(Written instruction) Identify each line containing the word "with" and copy it.

(Supplied data)
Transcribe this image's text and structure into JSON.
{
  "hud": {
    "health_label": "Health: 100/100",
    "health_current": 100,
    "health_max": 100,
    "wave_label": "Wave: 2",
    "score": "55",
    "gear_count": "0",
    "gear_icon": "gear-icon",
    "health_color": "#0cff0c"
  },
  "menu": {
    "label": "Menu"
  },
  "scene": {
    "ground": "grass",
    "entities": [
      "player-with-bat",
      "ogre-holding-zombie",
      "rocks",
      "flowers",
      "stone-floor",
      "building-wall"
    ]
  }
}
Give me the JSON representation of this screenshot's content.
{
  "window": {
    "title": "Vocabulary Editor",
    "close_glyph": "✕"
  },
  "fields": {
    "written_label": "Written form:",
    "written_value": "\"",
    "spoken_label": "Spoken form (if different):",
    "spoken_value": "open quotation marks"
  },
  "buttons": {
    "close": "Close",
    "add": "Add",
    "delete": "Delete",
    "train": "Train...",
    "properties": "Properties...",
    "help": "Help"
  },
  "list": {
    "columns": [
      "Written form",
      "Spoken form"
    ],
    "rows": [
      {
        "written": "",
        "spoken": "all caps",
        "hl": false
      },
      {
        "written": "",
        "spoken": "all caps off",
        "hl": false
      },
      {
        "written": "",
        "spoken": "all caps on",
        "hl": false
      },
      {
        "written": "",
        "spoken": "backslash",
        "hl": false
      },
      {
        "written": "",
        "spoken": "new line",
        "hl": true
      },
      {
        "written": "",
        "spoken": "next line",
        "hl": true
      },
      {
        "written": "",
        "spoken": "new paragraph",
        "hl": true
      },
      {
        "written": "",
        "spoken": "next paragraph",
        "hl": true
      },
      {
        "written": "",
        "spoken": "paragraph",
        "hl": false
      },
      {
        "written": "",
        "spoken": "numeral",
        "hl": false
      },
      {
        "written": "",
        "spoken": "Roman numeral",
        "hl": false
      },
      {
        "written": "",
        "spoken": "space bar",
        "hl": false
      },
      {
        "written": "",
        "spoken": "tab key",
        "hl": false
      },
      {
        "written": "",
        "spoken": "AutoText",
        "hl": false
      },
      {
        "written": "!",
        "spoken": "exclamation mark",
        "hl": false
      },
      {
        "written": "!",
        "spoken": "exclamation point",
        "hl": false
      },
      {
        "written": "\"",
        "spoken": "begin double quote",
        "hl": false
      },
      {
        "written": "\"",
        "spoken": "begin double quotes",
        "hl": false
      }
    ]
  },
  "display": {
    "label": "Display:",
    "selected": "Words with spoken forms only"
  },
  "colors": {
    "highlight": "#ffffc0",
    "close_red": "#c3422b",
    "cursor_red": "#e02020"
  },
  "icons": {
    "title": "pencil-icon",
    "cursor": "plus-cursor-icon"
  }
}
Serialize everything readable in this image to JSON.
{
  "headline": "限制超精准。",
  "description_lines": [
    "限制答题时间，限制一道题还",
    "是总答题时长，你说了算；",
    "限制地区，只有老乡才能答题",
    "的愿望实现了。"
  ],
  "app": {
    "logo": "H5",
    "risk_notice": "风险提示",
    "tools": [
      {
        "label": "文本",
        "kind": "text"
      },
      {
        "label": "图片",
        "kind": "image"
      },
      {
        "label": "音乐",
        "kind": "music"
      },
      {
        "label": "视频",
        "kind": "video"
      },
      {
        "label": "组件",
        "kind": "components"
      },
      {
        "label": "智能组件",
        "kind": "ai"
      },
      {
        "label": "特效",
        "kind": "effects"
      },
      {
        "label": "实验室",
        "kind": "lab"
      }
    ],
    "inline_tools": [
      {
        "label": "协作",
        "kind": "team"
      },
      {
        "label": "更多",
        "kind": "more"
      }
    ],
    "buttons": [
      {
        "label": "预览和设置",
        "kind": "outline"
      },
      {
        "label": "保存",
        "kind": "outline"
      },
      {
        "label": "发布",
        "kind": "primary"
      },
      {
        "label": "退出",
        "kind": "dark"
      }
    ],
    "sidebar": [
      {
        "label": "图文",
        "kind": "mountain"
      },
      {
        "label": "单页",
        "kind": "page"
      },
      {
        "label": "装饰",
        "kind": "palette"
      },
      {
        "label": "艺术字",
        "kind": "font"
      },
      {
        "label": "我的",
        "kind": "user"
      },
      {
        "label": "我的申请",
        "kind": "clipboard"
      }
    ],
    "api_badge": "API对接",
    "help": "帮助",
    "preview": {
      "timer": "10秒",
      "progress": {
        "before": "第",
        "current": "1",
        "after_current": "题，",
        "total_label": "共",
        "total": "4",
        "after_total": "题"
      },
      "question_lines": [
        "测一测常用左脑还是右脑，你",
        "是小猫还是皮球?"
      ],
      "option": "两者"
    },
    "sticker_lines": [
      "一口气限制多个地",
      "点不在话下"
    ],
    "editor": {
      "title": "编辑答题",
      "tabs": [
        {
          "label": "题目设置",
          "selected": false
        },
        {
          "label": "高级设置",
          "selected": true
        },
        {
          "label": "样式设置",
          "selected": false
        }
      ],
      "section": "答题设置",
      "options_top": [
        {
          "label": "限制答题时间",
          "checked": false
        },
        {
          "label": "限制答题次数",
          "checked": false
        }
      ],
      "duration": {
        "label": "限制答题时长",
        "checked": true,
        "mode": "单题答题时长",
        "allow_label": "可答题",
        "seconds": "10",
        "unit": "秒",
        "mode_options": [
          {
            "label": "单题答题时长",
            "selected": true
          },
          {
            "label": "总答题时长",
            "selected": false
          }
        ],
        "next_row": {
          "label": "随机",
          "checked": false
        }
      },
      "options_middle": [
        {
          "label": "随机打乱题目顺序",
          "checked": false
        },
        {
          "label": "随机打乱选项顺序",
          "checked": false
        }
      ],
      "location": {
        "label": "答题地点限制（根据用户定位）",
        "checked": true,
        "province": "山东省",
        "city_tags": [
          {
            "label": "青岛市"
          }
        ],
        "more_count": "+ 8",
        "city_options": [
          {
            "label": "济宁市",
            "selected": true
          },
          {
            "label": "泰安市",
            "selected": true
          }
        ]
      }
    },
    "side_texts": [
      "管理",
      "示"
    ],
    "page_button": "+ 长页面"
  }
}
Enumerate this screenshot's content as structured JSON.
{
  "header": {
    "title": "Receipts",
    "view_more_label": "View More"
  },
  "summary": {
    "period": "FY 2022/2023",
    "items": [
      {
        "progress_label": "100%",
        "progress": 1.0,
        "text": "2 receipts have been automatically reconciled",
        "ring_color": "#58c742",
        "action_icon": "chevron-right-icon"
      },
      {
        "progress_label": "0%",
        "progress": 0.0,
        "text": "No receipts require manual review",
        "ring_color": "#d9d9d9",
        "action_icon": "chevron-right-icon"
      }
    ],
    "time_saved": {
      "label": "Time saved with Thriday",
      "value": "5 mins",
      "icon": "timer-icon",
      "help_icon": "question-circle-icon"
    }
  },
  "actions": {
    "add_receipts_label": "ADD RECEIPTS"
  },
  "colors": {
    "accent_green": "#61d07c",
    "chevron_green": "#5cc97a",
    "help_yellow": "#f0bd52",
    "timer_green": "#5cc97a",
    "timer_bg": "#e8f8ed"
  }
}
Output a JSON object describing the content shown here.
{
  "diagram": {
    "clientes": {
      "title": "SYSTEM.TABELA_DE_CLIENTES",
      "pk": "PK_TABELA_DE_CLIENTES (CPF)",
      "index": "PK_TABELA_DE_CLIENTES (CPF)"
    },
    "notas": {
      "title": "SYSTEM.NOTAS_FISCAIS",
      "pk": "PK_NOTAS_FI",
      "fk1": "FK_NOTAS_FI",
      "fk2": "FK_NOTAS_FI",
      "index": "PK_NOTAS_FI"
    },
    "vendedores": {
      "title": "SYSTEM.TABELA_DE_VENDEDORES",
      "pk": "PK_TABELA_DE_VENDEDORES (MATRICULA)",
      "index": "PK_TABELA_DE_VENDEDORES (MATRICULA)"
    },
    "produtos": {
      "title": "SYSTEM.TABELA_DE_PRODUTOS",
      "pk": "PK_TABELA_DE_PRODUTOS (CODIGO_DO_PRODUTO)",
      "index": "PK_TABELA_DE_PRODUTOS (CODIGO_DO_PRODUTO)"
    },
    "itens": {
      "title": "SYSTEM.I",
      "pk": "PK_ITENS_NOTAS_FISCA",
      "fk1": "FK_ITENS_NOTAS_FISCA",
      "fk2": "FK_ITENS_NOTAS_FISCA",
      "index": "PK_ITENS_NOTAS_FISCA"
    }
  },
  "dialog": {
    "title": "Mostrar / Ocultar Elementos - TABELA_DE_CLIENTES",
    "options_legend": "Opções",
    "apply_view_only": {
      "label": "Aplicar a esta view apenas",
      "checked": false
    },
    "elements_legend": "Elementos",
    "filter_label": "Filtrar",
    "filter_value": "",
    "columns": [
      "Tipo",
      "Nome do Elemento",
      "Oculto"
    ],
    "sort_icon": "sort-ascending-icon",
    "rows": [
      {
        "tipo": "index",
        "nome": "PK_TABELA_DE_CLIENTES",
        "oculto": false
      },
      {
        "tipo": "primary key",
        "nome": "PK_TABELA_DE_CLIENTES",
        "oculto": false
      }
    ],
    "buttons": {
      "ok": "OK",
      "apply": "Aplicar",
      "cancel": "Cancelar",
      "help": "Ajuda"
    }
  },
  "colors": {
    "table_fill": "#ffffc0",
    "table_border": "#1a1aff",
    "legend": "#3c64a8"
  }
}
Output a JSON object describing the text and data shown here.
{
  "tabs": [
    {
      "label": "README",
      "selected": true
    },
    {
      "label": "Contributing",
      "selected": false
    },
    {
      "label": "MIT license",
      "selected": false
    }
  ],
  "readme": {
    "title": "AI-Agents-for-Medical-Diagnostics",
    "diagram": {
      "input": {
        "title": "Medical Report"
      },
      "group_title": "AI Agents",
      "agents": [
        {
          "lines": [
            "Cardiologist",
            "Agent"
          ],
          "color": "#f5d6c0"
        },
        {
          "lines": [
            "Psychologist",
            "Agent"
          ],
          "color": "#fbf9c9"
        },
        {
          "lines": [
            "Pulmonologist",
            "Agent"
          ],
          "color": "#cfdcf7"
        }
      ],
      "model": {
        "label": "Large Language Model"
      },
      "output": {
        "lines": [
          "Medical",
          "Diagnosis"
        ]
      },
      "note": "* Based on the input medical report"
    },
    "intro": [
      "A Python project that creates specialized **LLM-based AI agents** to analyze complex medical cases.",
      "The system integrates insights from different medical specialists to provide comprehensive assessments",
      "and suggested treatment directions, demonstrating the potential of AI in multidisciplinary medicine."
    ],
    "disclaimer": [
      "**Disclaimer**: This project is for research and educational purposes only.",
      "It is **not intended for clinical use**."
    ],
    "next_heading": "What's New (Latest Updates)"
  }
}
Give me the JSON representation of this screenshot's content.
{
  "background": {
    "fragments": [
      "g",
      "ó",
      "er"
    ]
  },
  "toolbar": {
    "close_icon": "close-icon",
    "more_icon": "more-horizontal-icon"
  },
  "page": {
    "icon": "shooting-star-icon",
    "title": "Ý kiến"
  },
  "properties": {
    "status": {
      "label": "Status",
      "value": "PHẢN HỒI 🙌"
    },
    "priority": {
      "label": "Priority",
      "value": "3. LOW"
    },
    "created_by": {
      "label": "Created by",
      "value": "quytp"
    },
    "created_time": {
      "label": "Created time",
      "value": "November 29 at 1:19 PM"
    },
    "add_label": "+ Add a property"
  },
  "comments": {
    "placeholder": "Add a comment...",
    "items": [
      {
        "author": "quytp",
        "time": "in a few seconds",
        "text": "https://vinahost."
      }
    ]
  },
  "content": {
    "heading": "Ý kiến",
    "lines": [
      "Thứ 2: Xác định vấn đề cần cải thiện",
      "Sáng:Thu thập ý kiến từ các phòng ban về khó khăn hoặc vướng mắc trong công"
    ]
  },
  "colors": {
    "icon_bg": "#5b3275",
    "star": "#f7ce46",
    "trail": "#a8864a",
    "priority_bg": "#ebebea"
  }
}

(Output of the task)
      "player-with-bat",
    "selected": "Words with spoken forms only"
      "label": "Time saved with Thriday",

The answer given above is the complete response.